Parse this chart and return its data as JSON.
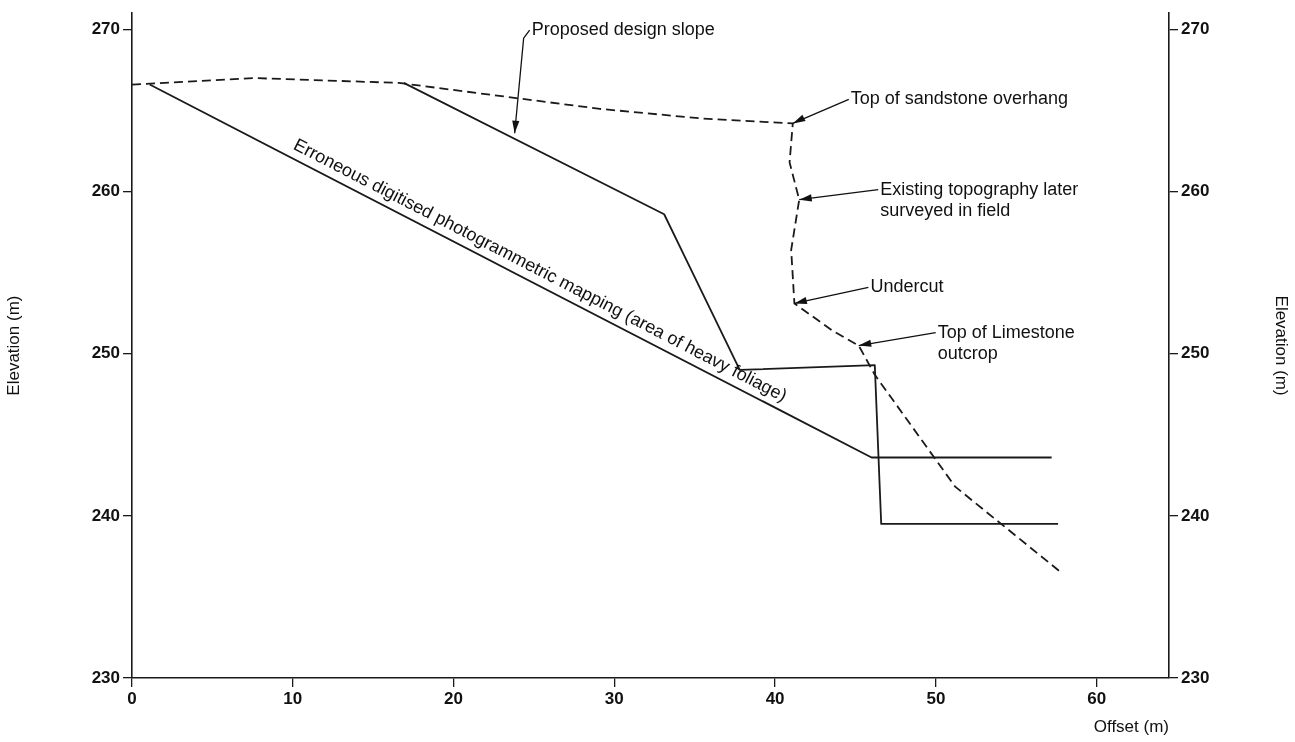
{
  "chart_data": {
    "type": "line",
    "xlabel": "Offset (m)",
    "ylabel": "Elevation (m)",
    "y2label": "Elevation (m)",
    "xlim": [
      0,
      64.5
    ],
    "xticks": [
      0,
      10,
      20,
      30,
      40,
      50,
      60
    ],
    "ylim": [
      230,
      271
    ],
    "yticks": [
      230,
      240,
      250,
      260,
      270
    ],
    "y2lim": [
      230,
      271
    ],
    "y2ticks": [
      230,
      240,
      250,
      260,
      270
    ],
    "grid": false,
    "legend": false,
    "marker": "none",
    "series": [
      {
        "color": "#1a1a1a",
        "line_style": "solid",
        "x": [
          1.1,
          46.0,
          57.2
        ],
        "values": [
          266.6,
          243.6,
          243.6
        ]
      },
      {
        "color": "#1a1a1a",
        "line_style": "solid",
        "x": [
          16.9,
          33.1,
          37.8,
          46.2,
          46.6,
          57.6
        ],
        "values": [
          266.7,
          258.6,
          249.0,
          249.3,
          239.5,
          239.5
        ]
      },
      {
        "color": "#1a1a1a",
        "line_style": "dashed",
        "x": [
          0,
          7.6,
          16.6,
          29.1,
          35.5,
          41.1,
          40.9,
          41.5,
          41.0,
          41.2,
          43.6,
          45.2,
          46.2,
          51.2,
          57.8
        ],
        "values": [
          266.6,
          267.0,
          266.7,
          265.1,
          264.5,
          264.2,
          261.8,
          259.5,
          256.4,
          253.1,
          251.4,
          250.5,
          248.7,
          241.8,
          236.5
        ]
      }
    ],
    "annotations": [
      {
        "text": "Proposed design slope",
        "x": 23.8,
        "y": 263.6
      },
      {
        "text": "Top of sandstone overhang",
        "x": 41.1,
        "y": 264.2
      },
      {
        "text": "Existing topography later\nsurveyed in field",
        "x": 41.5,
        "y": 259.5
      },
      {
        "text": "Undercut",
        "x": 41.2,
        "y": 253.1
      },
      {
        "text": "Top of Limestone\noutcrop",
        "x": 45.2,
        "y": 250.5
      },
      {
        "text": "Erroneous digitised photogrammetric mapping (area of heavy foliage)",
        "x": 25,
        "y": 254.4
      }
    ]
  }
}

_ _ _ _ _

EXERCISE REQUIREMENTS:
Nothing but the pictures may be dropped; output the records above exactly.

FULL RESPONSE:
Parse this chart and return its data as JSON.
{
  "chart_data": {
    "type": "line",
    "xlabel": "Offset (m)",
    "ylabel": "Elevation (m)",
    "y2label": "Elevation (m)",
    "xlim": [
      0,
      64.5
    ],
    "xticks": [
      0,
      10,
      20,
      30,
      40,
      50,
      60
    ],
    "ylim": [
      230,
      271
    ],
    "yticks": [
      230,
      240,
      250,
      260,
      270
    ],
    "y2lim": [
      230,
      271
    ],
    "y2ticks": [
      230,
      240,
      250,
      260,
      270
    ],
    "grid": false,
    "legend": false,
    "marker": "none",
    "series": [
      {
        "color": "#1a1a1a",
        "line_style": "solid",
        "x": [
          1.1,
          46.0,
          57.2
        ],
        "values": [
          266.6,
          243.6,
          243.6
        ]
      },
      {
        "color": "#1a1a1a",
        "line_style": "solid",
        "x": [
          16.9,
          33.1,
          37.8,
          46.2,
          46.6,
          57.6
        ],
        "values": [
          266.7,
          258.6,
          249.0,
          249.3,
          239.5,
          239.5
        ]
      },
      {
        "color": "#1a1a1a",
        "line_style": "dashed",
        "x": [
          0,
          7.6,
          16.6,
          29.1,
          35.5,
          41.1,
          40.9,
          41.5,
          41.0,
          41.2,
          43.6,
          45.2,
          46.2,
          51.2,
          57.8
        ],
        "values": [
          266.6,
          267.0,
          266.7,
          265.1,
          264.5,
          264.2,
          261.8,
          259.5,
          256.4,
          253.1,
          251.4,
          250.5,
          248.7,
          241.8,
          236.5
        ]
      }
    ],
    "annotations": [
      {
        "text": "Proposed design slope",
        "x": 23.8,
        "y": 263.6
      },
      {
        "text": "Top of sandstone overhang",
        "x": 41.1,
        "y": 264.2
      },
      {
        "text": "Existing topography later\nsurveyed in field",
        "x": 41.5,
        "y": 259.5
      },
      {
        "text": "Undercut",
        "x": 41.2,
        "y": 253.1
      },
      {
        "text": "Top of Limestone\noutcrop",
        "x": 45.2,
        "y": 250.5
      },
      {
        "text": "Erroneous digitised photogrammetric mapping (area of heavy foliage)",
        "x": 25,
        "y": 254.4
      }
    ]
  }
}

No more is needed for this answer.